### WHAT TO PRODUCE
Retype the records from their first line up to and including the line with "import-file-button[interactable]: Import File".

Labeled region entries:
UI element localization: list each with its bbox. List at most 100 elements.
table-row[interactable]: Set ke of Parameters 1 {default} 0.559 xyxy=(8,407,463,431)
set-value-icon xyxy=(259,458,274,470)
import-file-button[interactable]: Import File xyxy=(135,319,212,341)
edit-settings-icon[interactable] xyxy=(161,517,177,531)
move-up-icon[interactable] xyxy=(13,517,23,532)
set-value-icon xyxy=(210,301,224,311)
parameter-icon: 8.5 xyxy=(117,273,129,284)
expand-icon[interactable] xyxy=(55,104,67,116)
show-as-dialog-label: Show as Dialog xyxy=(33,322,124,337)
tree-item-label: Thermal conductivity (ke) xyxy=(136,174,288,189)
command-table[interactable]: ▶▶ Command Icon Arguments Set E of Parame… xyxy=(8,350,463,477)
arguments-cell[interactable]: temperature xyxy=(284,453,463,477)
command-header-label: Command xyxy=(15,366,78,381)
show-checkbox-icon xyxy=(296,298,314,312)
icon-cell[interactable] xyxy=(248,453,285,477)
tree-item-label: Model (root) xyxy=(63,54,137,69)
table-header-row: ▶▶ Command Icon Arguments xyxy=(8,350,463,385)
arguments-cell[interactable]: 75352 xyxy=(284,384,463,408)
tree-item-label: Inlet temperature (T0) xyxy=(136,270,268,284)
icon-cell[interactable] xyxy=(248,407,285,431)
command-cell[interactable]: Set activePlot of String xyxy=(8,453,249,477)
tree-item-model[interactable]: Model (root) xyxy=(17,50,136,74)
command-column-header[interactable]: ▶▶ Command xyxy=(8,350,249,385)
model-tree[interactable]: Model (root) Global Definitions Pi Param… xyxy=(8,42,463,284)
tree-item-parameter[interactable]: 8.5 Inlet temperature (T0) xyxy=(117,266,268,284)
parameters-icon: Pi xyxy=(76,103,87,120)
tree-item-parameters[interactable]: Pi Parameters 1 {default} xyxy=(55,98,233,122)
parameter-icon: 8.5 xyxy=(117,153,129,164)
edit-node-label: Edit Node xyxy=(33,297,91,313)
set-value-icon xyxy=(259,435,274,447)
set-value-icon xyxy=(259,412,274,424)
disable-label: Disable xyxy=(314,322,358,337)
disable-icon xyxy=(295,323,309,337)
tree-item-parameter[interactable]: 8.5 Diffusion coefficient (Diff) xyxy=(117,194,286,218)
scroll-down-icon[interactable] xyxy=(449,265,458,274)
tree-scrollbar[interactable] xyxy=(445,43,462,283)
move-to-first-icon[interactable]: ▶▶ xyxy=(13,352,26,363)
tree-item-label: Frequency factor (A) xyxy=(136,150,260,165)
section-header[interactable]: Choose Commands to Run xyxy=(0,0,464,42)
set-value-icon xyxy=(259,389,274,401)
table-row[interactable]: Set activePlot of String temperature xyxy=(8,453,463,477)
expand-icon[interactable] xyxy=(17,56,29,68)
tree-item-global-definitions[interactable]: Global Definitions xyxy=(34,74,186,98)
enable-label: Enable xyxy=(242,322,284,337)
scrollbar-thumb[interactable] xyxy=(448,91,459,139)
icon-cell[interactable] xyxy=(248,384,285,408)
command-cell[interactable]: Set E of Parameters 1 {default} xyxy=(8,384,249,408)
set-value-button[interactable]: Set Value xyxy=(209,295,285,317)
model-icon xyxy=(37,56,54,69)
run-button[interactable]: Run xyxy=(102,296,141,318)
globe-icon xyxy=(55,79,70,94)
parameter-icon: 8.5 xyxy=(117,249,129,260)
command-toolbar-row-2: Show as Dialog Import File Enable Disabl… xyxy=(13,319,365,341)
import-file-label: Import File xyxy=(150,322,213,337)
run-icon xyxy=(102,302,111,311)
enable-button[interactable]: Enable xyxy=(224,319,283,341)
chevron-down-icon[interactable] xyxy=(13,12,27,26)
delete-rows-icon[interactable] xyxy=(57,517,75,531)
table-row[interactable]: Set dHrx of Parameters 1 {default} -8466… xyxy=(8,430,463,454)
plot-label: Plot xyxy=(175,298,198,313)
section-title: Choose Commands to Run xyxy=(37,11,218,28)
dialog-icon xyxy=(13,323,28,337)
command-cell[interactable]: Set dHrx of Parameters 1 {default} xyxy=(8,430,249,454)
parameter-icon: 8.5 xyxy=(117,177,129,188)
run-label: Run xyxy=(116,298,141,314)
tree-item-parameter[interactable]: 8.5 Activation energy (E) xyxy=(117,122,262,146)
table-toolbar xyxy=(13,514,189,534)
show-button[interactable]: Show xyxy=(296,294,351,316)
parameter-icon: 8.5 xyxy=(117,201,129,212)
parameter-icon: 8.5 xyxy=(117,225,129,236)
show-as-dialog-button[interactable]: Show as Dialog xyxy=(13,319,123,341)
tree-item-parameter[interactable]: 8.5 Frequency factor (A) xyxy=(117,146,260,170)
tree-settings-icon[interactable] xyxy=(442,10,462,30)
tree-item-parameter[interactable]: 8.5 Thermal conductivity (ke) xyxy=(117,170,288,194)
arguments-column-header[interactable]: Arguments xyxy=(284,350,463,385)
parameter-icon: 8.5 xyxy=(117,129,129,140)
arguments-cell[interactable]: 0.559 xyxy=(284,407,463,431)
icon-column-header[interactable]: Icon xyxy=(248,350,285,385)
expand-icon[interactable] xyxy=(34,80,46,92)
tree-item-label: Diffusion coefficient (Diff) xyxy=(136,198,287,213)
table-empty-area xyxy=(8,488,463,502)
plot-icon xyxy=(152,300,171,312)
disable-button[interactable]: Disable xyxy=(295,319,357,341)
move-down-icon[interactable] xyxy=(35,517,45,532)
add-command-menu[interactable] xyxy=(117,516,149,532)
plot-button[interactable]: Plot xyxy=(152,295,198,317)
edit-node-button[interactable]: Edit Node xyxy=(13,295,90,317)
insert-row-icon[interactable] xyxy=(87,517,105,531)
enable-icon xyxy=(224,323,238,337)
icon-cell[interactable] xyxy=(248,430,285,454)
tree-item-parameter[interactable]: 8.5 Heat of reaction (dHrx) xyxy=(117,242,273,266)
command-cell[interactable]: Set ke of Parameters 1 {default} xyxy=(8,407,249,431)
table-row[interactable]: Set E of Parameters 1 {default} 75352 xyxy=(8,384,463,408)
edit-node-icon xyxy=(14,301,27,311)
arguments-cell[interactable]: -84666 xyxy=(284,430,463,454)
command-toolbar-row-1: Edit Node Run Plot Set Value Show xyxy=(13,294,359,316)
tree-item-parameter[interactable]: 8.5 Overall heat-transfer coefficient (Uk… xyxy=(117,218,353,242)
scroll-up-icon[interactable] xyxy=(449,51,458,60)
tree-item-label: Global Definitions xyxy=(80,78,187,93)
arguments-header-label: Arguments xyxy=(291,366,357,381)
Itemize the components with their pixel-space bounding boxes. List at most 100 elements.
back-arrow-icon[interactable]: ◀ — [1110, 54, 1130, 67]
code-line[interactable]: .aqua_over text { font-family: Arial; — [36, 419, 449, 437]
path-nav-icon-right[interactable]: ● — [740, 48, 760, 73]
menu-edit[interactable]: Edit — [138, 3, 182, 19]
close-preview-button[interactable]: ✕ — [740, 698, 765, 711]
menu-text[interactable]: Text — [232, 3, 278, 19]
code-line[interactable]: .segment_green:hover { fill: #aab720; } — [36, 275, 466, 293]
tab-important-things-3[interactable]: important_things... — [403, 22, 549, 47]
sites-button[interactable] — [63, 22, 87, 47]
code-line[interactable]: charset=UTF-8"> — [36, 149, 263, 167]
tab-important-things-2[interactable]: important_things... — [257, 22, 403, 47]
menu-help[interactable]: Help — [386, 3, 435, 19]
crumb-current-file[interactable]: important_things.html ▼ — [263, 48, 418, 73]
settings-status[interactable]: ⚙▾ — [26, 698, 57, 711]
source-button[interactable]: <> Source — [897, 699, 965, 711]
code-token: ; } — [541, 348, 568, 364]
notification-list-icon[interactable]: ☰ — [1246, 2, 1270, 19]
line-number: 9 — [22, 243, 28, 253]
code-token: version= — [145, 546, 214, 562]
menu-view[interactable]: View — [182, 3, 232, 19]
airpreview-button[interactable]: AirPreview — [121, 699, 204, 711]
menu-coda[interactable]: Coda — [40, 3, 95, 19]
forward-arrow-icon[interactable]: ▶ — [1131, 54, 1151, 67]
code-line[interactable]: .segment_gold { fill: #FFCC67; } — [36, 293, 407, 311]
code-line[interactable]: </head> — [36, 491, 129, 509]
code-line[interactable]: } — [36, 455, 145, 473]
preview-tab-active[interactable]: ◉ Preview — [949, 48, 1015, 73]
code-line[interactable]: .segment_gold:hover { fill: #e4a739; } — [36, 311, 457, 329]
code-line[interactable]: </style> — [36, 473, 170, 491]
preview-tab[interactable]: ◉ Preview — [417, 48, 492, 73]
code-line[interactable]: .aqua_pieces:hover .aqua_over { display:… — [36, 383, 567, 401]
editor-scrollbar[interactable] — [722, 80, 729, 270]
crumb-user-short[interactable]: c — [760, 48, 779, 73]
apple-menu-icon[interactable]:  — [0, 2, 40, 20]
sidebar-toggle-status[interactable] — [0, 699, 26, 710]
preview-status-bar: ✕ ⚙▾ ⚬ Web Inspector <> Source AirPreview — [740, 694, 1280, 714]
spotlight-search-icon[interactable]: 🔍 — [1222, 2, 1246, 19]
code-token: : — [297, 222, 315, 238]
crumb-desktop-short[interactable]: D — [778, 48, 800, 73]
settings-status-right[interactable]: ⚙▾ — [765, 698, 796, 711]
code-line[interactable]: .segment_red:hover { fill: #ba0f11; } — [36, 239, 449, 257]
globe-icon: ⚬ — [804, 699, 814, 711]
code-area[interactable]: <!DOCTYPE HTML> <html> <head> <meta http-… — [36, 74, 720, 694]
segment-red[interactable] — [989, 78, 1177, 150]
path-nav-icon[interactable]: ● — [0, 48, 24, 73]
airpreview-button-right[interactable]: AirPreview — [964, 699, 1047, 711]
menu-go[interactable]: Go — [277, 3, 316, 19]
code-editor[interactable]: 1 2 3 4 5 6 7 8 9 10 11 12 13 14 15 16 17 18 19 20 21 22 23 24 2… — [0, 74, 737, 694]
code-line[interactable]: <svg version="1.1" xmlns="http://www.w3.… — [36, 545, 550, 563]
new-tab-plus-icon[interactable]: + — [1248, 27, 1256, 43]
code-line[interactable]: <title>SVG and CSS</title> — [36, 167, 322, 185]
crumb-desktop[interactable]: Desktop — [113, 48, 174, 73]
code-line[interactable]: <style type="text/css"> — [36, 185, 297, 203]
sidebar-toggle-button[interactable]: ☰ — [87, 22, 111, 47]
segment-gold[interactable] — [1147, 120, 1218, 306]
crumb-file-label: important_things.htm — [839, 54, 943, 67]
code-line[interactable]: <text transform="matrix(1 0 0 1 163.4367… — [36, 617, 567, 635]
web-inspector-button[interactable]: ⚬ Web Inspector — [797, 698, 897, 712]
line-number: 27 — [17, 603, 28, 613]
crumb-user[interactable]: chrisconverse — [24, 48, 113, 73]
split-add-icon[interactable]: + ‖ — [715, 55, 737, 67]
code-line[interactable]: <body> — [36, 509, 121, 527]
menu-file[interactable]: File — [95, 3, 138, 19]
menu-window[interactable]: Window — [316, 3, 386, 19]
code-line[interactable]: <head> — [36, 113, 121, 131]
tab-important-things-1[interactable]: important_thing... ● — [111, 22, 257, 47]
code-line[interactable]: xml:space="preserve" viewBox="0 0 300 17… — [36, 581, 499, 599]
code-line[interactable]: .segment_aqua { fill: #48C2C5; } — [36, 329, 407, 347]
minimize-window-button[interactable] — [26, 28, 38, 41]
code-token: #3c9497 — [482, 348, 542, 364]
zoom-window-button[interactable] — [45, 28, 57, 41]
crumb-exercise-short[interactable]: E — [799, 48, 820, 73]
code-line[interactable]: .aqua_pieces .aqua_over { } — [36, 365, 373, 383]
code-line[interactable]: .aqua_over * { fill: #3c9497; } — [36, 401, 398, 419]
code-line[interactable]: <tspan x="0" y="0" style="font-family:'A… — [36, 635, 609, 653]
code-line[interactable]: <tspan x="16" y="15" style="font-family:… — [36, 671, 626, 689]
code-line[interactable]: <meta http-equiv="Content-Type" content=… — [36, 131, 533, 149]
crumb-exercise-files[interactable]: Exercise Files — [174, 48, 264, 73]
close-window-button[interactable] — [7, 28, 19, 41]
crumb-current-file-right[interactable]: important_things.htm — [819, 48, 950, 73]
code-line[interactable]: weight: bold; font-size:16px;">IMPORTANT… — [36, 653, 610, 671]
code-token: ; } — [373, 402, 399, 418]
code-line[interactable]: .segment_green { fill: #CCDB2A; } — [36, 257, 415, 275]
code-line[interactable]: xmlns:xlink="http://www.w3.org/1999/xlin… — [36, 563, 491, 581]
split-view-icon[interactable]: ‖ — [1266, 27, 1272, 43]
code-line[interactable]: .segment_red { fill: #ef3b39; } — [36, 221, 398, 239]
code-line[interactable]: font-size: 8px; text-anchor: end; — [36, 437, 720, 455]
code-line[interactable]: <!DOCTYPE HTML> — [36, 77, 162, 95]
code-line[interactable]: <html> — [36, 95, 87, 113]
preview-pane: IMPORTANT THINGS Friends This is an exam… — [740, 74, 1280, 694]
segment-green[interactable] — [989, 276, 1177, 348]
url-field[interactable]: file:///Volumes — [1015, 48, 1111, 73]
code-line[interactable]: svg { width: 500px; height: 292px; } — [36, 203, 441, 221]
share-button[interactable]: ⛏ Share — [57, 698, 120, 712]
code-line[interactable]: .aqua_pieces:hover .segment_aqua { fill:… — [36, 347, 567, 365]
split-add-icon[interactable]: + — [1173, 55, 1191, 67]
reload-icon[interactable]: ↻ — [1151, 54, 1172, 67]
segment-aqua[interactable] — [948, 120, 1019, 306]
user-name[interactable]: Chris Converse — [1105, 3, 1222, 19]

### THE RESPONSE
UI element localization: list each with its bbox. List at most 100 elements.
table-row[interactable]: Set ke of Parameters 1 {default} 0.559 xyxy=(8,407,463,431)
set-value-icon xyxy=(259,458,274,470)
import-file-button[interactable]: Import File xyxy=(135,319,212,341)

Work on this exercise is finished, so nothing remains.